Check each line of the material below, and copy it if it holds the string "Istokovits".

Extracted records
---------------
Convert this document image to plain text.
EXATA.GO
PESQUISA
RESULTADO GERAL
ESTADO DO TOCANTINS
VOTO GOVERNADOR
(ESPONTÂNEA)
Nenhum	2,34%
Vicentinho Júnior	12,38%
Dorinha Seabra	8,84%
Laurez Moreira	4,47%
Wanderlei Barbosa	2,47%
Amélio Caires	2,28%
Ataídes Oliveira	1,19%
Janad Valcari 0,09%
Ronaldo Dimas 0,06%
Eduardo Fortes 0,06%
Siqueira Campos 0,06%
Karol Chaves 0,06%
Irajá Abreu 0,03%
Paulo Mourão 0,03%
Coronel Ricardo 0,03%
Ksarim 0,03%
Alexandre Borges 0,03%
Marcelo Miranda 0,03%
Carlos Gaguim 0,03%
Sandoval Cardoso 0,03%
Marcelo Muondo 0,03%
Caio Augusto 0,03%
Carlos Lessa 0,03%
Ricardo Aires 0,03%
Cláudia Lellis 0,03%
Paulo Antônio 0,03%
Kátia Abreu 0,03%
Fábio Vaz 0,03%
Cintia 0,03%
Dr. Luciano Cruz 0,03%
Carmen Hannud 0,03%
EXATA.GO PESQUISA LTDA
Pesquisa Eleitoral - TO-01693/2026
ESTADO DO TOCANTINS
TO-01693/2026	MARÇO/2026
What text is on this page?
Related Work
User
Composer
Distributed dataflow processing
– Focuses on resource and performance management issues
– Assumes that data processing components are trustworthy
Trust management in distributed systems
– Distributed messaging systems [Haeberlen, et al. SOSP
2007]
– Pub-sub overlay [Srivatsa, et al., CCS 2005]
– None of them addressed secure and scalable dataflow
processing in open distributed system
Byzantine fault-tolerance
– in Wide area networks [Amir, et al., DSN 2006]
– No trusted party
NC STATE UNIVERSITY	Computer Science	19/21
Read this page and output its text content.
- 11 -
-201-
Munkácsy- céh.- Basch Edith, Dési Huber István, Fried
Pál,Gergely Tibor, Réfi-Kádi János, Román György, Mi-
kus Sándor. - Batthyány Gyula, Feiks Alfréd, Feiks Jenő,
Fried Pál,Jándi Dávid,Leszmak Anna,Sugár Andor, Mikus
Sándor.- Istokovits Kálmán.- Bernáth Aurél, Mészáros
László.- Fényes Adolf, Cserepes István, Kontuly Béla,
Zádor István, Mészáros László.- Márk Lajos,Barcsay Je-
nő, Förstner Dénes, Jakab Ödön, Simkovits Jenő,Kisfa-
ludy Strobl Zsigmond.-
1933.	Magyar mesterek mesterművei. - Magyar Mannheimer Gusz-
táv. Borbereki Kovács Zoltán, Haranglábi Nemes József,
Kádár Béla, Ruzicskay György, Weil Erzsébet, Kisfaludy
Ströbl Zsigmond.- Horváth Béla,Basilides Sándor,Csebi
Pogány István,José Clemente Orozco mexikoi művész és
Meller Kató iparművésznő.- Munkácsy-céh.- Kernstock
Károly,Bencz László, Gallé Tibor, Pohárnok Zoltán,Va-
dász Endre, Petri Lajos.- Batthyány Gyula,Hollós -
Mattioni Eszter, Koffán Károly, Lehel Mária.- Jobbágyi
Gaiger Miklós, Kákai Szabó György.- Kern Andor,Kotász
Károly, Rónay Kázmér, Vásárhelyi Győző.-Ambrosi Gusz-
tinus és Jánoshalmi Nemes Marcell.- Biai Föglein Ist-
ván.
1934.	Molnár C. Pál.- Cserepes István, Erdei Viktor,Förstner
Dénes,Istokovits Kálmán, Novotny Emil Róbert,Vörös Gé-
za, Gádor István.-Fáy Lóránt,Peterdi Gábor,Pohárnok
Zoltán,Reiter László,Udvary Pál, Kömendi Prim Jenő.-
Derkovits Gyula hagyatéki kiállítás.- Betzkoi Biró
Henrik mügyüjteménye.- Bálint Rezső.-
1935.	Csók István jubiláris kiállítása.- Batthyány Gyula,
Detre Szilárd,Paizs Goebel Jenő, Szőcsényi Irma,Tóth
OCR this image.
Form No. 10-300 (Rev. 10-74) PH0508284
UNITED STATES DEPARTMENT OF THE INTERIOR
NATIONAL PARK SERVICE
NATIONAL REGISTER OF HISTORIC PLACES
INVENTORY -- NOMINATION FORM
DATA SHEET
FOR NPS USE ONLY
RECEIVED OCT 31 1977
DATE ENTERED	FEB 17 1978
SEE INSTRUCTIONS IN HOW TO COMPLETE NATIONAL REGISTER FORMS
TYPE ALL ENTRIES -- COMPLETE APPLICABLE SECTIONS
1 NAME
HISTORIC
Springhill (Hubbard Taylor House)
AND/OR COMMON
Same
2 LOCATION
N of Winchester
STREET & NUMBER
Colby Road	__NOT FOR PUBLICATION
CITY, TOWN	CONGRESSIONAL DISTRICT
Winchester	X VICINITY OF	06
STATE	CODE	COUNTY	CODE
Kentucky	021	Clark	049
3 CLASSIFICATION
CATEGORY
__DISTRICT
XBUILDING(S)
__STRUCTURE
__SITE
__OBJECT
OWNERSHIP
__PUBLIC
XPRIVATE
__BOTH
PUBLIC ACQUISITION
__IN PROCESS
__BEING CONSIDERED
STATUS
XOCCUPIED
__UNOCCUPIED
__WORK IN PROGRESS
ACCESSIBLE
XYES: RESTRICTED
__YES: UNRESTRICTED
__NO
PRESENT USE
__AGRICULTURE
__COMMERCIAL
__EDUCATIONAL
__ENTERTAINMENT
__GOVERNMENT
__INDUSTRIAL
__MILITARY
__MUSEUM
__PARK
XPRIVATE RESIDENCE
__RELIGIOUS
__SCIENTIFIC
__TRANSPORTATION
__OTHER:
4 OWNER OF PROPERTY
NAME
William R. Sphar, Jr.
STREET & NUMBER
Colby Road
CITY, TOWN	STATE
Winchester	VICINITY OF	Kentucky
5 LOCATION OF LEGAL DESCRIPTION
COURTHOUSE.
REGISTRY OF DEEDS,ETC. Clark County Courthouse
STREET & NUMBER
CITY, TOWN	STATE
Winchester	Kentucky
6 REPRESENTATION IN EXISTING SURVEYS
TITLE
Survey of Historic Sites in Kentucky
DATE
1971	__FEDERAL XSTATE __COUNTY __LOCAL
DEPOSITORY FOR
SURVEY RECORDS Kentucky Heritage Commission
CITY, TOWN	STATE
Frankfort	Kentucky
---------------
_RESULT_
Sándor.- Istokovits Kálmán.- Bernáth Aurél, Mészáros
Dénes,Istokovits Kálmán, Novotny Emil Róbert,Vörös Gé-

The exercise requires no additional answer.